**Testo estratto:**
·····

Una tonnellata di rifiuti tossici, un pezzetto di bosco in fumo, 34.000 litri di acqua consumata, 500 chili di anidride carbonica in più nell’atmosfera e quasi 100 litri di petrolio.
Chi è che provoca tanti danni all’ambiente? Una fabbrica fuori norma? Un vecchio Tir senza bollino verde? Uno speculatore spregiudicato? Niente di tutto questo. Per consumare tante risorse e produrre tanti rifiuti basta un bambino di tre anni. O, meglio, i suoi pannolini. Dalla nascita al traguardo del vasino, ogni bambino consuma circa 6.000 pannolini, più o meno cinque ogni giorno. Che, moltiplicato per il numero dei bambini sotto i tre anni presenti nel nostro Paese, fa circa sei milioni di pannolini al giorno, due miliardi e duecentomila ogni anno.
Per smaltire ciascuno di essi sono necessari almeno cinquecento anni, cioè una ventina di generazioni. E, visto che siamo in un periodo di dibattito sull’impatto ambientale del nostro stile di vita, sui cambiamenti climatici e sul possibile esaurimento delle risorse del pianeta, non dobbiamo dimenticarci che il mondo sarà loro: dei bambini che non hanno ancora raggiunto il vasino e delle generazioni future. Chissà se, potendo farlo, non ci pregherebbero di inquinare di meno, almeno per smaltire la cacca e la pipì dei loro primi anni di vita.

·····

**Righe di dati:**
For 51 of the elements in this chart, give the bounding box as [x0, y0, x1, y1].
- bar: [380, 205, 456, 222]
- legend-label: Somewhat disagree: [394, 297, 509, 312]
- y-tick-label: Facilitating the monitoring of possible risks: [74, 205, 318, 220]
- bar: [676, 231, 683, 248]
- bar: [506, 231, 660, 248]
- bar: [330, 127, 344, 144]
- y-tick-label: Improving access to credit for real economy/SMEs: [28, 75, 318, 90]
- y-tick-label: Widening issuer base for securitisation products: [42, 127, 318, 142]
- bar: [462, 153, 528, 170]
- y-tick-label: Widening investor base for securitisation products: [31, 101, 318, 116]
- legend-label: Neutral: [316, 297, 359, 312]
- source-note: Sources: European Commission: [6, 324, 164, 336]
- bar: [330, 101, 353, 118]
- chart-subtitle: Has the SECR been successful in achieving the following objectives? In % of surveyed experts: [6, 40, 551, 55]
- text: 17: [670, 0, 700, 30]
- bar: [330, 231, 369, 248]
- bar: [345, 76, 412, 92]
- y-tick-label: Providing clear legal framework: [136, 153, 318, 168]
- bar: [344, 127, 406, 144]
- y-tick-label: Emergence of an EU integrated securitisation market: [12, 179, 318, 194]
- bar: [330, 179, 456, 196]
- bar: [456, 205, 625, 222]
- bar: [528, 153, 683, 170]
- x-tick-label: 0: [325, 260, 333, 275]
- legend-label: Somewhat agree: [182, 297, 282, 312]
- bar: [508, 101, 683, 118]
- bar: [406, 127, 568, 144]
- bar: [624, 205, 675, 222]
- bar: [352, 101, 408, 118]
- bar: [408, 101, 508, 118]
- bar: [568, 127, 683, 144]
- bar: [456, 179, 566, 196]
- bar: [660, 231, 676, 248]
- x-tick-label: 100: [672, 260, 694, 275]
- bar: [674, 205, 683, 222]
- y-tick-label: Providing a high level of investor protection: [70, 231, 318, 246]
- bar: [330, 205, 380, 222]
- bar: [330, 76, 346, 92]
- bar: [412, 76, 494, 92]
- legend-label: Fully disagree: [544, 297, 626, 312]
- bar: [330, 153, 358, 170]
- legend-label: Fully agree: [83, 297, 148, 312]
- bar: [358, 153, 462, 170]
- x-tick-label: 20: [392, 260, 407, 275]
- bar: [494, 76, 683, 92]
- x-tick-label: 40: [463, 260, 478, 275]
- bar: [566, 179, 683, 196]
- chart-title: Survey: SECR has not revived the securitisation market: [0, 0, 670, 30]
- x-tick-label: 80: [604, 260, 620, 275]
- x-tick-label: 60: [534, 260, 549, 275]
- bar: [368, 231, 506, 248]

·····

**Compito 1:**
Secondo il testo sui pannolini, come si arriva alla cifra di circa sei milioni di pannolini al giorno in Italia? Lo spieghi in non più di tre frasi.
**Compito 2:**
Quanti anni occorrono, secondo il testo sui pannolini, per smaltire ciascun pannolino?
**Compito 3:**
Riprenda il testo sui pannolini dopo la sua ultima frase e lo prosegua con un nuovo paragrafo.

**Risposta attesa 1:**
Ogni bambino, dalla nascita al vasino, consuma circa 6.000 pannolini, cioè più o meno cinque al giorno. Moltiplicando questo consumo per il numero dei bambini sotto i tre anni presenti nel Paese si ottengono circa sei milioni di pannolini al giorno, pari a due miliardi e duecentomila all'anno.

**Risposta attesa 2:**
Almeno cinquecento anni, cioè una ventina di generazioni.

**Risposta attesa 3:**
Se lo devono essere chiesti anche gli amministratori di alcuni Comuni particolarmente sensibili ai temi ambientali, che da qualche tempo a questa parte hanno cominciato a incentivare l’uso dei pannolini lavabili. Per loro, c’è anche un ovvio risparmio immediato, quello sullo smaltimento dei rifiuti urbani, di cui i pannolini usa e getta costituiscono in media il 4% del volume: con i pannolini lavabili di ultima generazione, infatti, si producono otto chili di rifiuti in tre anni, cioè meno del dieci per cento di quelli dei pannolini usa e getta. E un risparmio immediato, sostengono, c’è anche per i genitori, che passano da una spesa compresa tra i 1.200 euro e i 1.800 euro l’anno (a seconda della marca) per gli usa e getta, ai circa 500 euro dei lavabili. Senza contare gli incentivi e i secondogeniti, che sono praticamente gratis.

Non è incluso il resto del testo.